## REQUIREMENT
Each line of the listing that contains the word "Bitcoin" is to be copied.

## RECORD EXTRACTS
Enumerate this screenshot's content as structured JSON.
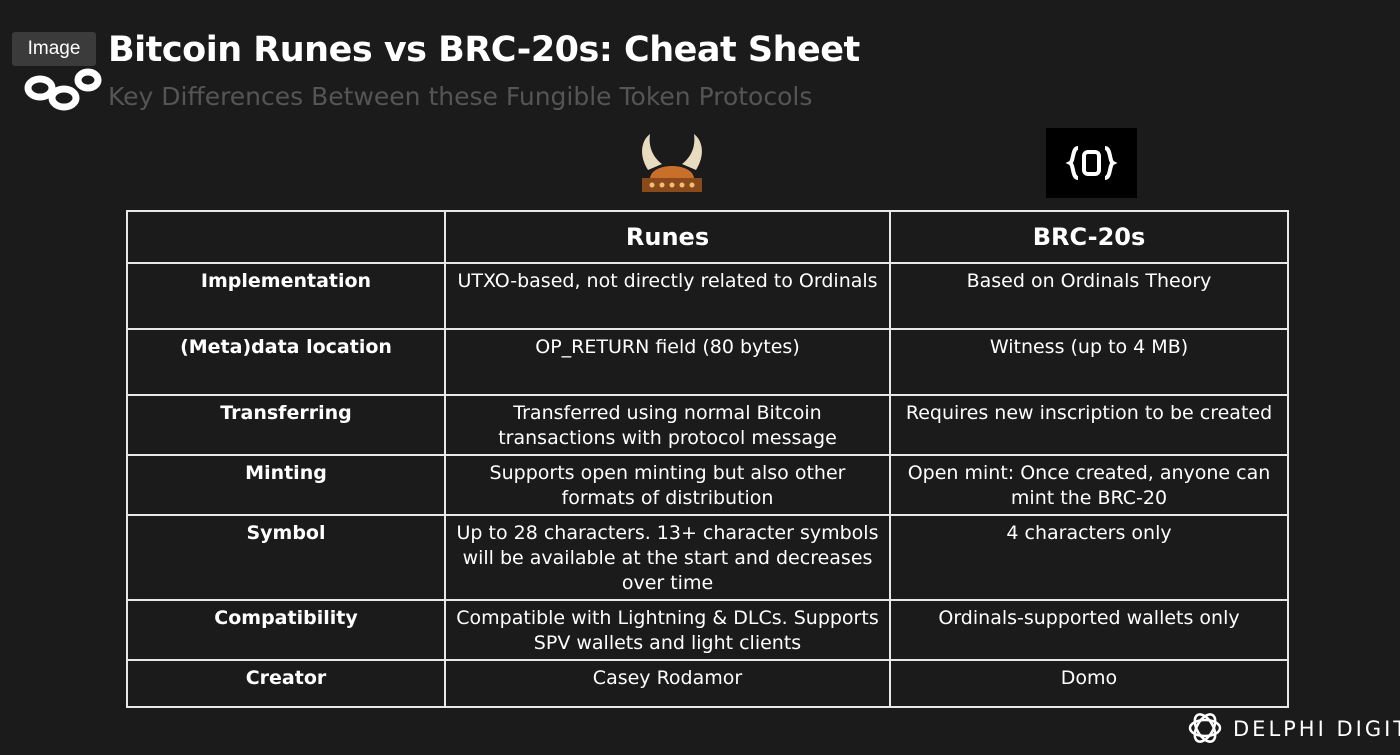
{
  "badge": "Image",
  "header": {
    "title": "Bitcoin Runes vs BRC-20s: Cheat Sheet",
    "subtitle": "Key Differences Between these Fungible Token Protocols"
  },
  "table": {
    "columns": [
      "Runes",
      "BRC-20s"
    ],
    "rows": [
      [
        "Implementation",
        "UTXO-based, not directly related to Ordinals",
        "Based on Ordinals Theory"
      ],
      [
        "(Meta)data location",
        "OP_RETURN field (80 bytes)",
        "Witness (up to 4 MB)"
      ],
      [
        "Transferring",
        "Transferred using normal Bitcoin transactions with protocol message",
        "Requires new inscription to be created"
      ],
      [
        "Minting",
        "Supports open minting but also other formats of distribution",
        "Open mint: Once created, anyone can mint the BRC-20"
      ],
      [
        "Symbol",
        "Up to 28 characters. 13+ character symbols will be available at the start and decreases over time",
        "4 characters only"
      ],
      [
        "Compatibility",
        "Compatible with Lightning & DLCs. Supports SPV wallets and light clients",
        "Ordinals-supported wallets only"
      ],
      [
        "Creator",
        "Casey Rodamor",
        "Domo"
      ]
    ]
  },
  "footer": {
    "brand": "DELPHI DIGITAL"
  }
}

## THE RESULT
    "title": "Bitcoin Runes vs BRC-20s: Cheat Sheet",
        "Transferred using normal Bitcoin transactions with protocol message",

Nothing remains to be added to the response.